* EXERCISE OBJECTIVE *
Here are some entries; quote each one exactly.

* RECORD LIST *
-=-=-

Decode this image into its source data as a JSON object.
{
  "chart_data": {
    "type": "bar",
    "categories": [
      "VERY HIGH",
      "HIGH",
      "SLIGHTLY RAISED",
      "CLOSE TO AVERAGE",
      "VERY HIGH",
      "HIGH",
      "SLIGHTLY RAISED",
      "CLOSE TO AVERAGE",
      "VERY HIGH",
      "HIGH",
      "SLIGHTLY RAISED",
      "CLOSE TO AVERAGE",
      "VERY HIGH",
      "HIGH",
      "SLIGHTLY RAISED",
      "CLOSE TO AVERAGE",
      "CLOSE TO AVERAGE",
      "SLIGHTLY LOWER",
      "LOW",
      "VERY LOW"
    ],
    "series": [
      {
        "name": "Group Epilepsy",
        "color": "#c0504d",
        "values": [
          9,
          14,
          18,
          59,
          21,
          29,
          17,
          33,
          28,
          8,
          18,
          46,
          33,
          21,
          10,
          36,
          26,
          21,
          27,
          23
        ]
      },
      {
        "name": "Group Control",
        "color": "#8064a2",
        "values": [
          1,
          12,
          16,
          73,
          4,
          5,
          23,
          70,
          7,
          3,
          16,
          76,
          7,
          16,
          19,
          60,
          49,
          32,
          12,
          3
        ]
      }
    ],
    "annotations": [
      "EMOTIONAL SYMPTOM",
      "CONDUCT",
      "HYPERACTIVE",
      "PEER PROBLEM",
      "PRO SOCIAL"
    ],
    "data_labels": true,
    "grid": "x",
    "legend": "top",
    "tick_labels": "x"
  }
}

-=-=-

* COMPLETE ANSWER *
Decode this image into its source data as a JSON object.
{
  "chart_data": {
    "type": "bar",
    "categories": [
      "VERY HIGH",
      "HIGH",
      "SLIGHTLY RAISED",
      "CLOSE TO AVERAGE",
      "VERY HIGH",
      "HIGH",
      "SLIGHTLY RAISED",
      "CLOSE TO AVERAGE",
      "VERY HIGH",
      "HIGH",
      "SLIGHTLY RAISED",
      "CLOSE TO AVERAGE",
      "VERY HIGH",
      "HIGH",
      "SLIGHTLY RAISED",
      "CLOSE TO AVERAGE",
      "CLOSE TO AVERAGE",
      "SLIGHTLY LOWER",
      "LOW",
      "VERY LOW"
    ],
    "series": [
      {
        "name": "Group Epilepsy",
        "color": "#c0504d",
        "values": [
          9,
          14,
          18,
          59,
          21,
          29,
          17,
          33,
          28,
          8,
          18,
          46,
          33,
          21,
          10,
          36,
          26,
          21,
          27,
          23
        ]
      },
      {
        "name": "Group Control",
        "color": "#8064a2",
        "values": [
          1,
          12,
          16,
          73,
          4,
          5,
          23,
          70,
          7,
          3,
          16,
          76,
          7,
          16,
          19,
          60,
          49,
          32,
          12,
          3
        ]
      }
    ],
    "annotations": [
      "EMOTIONAL SYMPTOM",
      "CONDUCT",
      "HYPERACTIVE",
      "PEER PROBLEM",
      "PRO SOCIAL"
    ],
    "data_labels": true,
    "grid": "x",
    "legend": "top",
    "tick_labels": "x"
  }
}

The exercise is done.